The data =
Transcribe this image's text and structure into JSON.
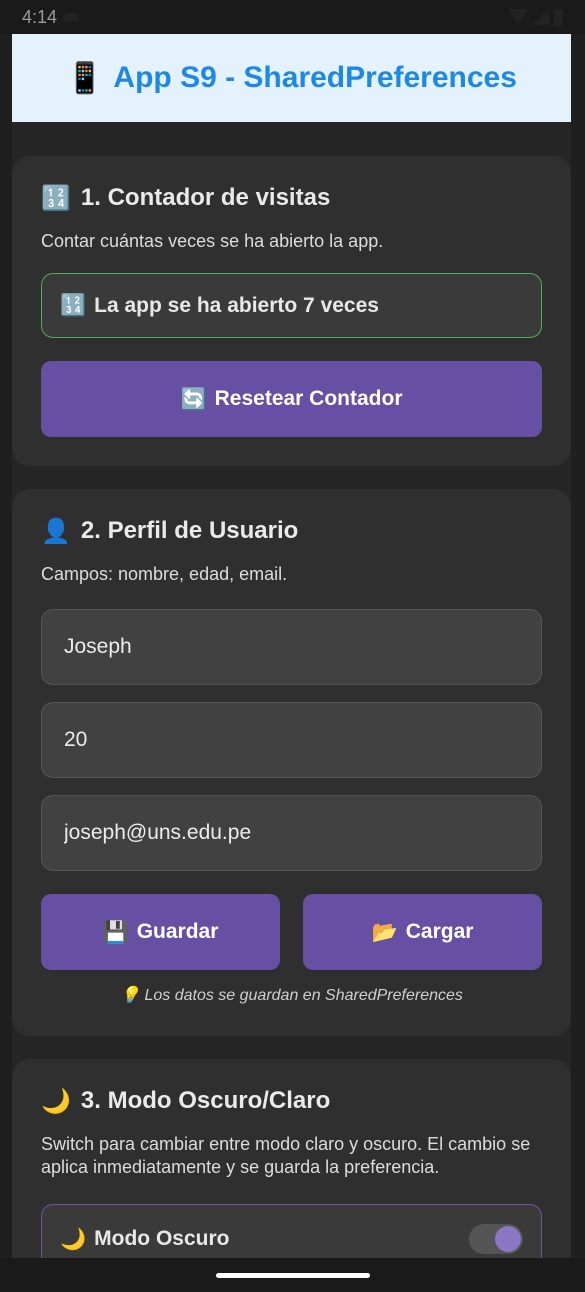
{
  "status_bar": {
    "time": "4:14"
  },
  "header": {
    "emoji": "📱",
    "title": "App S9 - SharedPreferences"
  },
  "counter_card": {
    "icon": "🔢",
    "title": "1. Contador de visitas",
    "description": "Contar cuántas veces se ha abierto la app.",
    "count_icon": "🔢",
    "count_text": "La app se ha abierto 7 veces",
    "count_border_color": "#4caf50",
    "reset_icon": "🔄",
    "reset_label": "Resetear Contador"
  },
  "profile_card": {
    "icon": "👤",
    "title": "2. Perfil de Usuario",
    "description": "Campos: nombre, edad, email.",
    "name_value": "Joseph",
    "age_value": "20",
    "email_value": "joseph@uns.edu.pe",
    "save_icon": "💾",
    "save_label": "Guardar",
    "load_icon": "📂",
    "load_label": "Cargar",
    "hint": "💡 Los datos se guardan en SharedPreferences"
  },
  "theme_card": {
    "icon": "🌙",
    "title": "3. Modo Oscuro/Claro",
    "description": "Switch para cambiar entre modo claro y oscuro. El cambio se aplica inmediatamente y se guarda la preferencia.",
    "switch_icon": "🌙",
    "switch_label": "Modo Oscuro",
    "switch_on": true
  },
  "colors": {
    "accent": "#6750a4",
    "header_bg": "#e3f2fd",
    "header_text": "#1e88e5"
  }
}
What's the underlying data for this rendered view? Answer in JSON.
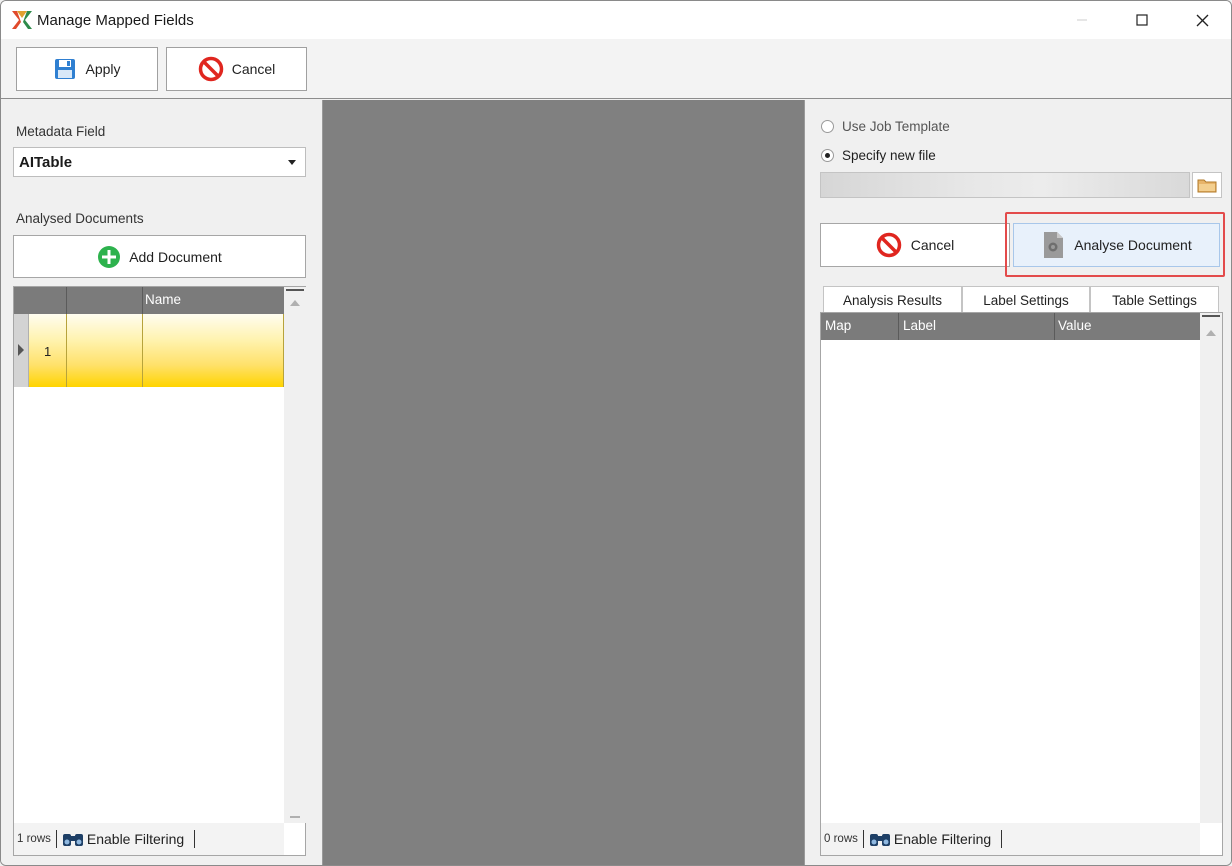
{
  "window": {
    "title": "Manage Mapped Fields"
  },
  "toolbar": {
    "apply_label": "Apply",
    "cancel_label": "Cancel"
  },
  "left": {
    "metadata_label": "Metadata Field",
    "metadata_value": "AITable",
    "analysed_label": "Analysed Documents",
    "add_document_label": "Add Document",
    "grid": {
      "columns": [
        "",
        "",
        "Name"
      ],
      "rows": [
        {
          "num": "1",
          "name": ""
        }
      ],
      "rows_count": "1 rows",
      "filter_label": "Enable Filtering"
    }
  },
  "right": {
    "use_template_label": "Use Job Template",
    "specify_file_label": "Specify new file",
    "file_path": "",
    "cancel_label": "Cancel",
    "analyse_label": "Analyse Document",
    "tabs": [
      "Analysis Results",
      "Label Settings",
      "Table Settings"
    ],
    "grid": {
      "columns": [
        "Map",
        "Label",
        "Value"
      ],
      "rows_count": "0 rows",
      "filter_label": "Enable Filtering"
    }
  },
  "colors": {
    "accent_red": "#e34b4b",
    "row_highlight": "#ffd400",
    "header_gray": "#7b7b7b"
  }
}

---

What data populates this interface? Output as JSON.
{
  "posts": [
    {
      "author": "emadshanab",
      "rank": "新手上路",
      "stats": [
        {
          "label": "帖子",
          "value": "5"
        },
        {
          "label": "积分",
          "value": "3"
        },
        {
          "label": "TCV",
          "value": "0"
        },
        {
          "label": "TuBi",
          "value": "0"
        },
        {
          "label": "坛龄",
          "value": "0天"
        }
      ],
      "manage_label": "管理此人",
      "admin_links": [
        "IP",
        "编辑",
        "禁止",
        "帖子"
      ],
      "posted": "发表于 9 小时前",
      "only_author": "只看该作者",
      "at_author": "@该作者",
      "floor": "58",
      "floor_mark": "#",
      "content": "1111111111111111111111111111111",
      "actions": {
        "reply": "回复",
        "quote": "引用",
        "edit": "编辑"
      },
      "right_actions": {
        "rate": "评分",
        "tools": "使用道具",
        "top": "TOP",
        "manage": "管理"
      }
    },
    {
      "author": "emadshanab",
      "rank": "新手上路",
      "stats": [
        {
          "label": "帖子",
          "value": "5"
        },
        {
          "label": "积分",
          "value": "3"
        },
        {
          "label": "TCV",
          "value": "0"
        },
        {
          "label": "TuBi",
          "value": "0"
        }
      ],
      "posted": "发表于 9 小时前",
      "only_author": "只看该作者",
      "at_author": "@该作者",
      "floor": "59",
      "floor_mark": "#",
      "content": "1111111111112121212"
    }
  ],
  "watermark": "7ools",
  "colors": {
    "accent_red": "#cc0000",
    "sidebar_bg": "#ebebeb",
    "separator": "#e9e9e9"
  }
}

Problem to work on = Across the records above, count the lines holding "rows" and reply with that number alone.

Solution = 3